◆ **ОТРЫВОК**:
"""
Войти на БыковФМ через
Закрыть

Кто из поэтов 30-х годов был в наихудших отношениях с советской властью? Кому больше всего от нее досталось?

Дмитрий Быков
>100

Ну, формально говоря, конечно, Мандельштам и Ахматова. Но здесь, так сказать, «матч на первенство в горе», как это называла Лидия Корнеева Чуковская, не уместен. А, скажем, Дементьев. Письмо комсомольцу Дементьеву, который покончил с собой потом. А Багрицкий, который умел, а иначе был бы посажен? А, допустим, Луговской, который подвергался невероятным проработкам, лепил из себя «железного и каменного»? А Павел Васильев, которого расстреляли? А Борис Корнилов, которого расстреляли? А их друг Ярослав Смеляков, которого посадили? И трижды сажали, и он переродился абсолютно, а был блестящим поэтом.

Понимаете, какая вещь? Я пытался написать в «Тринадцатом апостоле» Мало кто обратил внимание там на главу «Наследники», хотя она очень для меня важная. Для Маяковского очень важна была тема интимного переживания любви к Родине. Родина для него — страна-подросток. Родина для него — и возлюбленная, и ребенок. Родина для него — человек. И вот эта попытка интимного проживания патриотизма была наиболее ненавистна Сталину. И Ахматова стала объектом такой травли (там с Зощенко своя история) именно потому, что Ахматова (и это заметил ещё Недоброво) вытаскивает интимное на уровень всечеловеческого и, наоборот, всечеловеческое пытается осмыслить как интимное.
"""
◆ **ФРАГМЕНТЫ ЗАПИСЕЙ**:
"""
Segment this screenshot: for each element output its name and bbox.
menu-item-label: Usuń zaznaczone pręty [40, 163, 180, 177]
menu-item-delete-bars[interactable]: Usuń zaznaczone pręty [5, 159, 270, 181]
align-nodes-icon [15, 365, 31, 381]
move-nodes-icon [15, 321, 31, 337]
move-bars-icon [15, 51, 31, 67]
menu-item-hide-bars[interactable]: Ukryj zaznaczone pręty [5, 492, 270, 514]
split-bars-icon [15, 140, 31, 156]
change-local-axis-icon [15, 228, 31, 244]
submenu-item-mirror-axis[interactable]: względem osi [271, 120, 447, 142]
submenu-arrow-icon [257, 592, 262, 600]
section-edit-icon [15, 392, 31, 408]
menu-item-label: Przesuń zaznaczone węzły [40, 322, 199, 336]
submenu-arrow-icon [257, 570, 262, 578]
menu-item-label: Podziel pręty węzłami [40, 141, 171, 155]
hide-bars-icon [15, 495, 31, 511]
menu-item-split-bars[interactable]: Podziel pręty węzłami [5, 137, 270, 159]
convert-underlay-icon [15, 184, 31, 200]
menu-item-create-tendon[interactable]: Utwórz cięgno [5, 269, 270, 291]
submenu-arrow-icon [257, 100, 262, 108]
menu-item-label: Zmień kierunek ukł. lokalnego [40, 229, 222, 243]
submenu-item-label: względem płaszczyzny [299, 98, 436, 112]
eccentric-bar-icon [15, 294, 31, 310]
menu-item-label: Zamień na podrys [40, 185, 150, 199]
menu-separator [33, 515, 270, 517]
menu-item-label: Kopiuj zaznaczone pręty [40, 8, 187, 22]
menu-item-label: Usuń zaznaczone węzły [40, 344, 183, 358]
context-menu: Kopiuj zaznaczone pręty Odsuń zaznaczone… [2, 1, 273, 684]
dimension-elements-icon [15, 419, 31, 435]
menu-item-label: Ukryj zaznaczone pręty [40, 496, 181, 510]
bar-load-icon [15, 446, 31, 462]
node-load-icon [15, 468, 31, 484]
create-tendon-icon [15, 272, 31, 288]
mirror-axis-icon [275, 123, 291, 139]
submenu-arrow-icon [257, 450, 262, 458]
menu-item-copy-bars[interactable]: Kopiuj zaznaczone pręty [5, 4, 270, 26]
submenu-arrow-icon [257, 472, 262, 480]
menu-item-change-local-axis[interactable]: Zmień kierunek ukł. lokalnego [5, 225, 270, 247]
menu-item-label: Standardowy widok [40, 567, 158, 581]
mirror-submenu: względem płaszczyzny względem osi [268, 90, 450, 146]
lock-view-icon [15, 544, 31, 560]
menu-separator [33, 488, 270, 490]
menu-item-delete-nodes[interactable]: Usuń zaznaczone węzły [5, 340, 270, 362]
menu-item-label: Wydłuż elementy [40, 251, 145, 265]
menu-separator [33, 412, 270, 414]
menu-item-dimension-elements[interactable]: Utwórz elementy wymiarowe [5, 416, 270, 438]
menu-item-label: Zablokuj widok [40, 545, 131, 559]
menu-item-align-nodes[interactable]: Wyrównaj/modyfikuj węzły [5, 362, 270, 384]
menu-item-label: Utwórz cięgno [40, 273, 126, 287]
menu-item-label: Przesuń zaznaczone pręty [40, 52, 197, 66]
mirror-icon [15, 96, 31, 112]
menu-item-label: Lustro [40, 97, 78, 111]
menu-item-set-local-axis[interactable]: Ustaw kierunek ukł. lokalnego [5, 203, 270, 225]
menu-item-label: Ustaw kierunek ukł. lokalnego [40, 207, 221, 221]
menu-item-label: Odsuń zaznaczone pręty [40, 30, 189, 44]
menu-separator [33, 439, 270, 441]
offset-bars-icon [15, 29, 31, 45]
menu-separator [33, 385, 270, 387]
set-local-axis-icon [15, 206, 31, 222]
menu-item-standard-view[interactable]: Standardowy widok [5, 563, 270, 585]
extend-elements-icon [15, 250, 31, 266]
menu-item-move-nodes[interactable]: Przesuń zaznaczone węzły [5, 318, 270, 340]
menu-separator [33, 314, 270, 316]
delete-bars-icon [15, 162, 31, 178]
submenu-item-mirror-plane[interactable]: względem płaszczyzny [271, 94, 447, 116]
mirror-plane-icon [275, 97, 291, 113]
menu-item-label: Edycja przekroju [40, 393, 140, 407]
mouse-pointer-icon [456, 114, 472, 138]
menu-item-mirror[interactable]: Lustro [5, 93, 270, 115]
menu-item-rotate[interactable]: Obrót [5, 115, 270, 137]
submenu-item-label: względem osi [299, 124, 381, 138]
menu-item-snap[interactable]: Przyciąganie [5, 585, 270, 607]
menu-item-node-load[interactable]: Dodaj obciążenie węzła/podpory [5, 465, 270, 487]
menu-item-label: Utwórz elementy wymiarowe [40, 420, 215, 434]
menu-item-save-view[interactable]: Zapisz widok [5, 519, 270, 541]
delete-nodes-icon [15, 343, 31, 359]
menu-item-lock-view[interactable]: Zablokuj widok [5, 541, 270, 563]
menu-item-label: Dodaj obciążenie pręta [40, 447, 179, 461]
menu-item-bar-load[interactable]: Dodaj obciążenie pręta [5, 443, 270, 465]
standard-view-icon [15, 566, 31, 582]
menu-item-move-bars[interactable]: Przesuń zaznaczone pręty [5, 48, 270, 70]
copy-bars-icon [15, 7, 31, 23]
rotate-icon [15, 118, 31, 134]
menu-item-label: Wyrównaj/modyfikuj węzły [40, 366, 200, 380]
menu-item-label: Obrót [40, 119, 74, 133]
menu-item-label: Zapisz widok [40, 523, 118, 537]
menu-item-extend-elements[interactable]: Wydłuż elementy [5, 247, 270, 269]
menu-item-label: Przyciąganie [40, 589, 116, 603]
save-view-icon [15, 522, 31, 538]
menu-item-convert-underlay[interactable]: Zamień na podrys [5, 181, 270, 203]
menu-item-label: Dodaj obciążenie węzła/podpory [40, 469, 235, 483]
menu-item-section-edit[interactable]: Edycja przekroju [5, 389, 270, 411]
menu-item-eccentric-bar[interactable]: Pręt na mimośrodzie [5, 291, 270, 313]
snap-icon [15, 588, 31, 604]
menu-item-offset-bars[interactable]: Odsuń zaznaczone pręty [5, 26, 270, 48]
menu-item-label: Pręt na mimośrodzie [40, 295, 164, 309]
"""
◆ **ЗАДАНИЯ**:
1/ Каких двух поэтов расстреляли, согласно отрывку о поэтах 30-х годов?
2/ Напишите продолжение отрывка о поэтах 30-х годов, начиная сразу после его последнего предложения.

◆ **ОТВЕТЫ К ЗАДАНИЯМ**:
1/ Павла Васильева и Бориса Корнилова.

2/
Никто не имел права на интимность в отношениях с Родиной. Единственный муж Родины был Сталин, и он страшно ревновал, дико. Именно поэтому роман Авдеенко «Государство — это я» был подвергнут травле ещё, так сказать, ещё на стадии писания, потому что Авдеенко, в романе «Я люблю» в частности, он пытался пережить, пусть в не очень качественной прозе, но пытался пережить любовь к Родине как личное, глубоко интимное, родное, природное состояние. А нужен был официоз и страх, потому что Родина нам не для того, чтобы её любить, а она для того, чтобы жизнь за нее отдавать.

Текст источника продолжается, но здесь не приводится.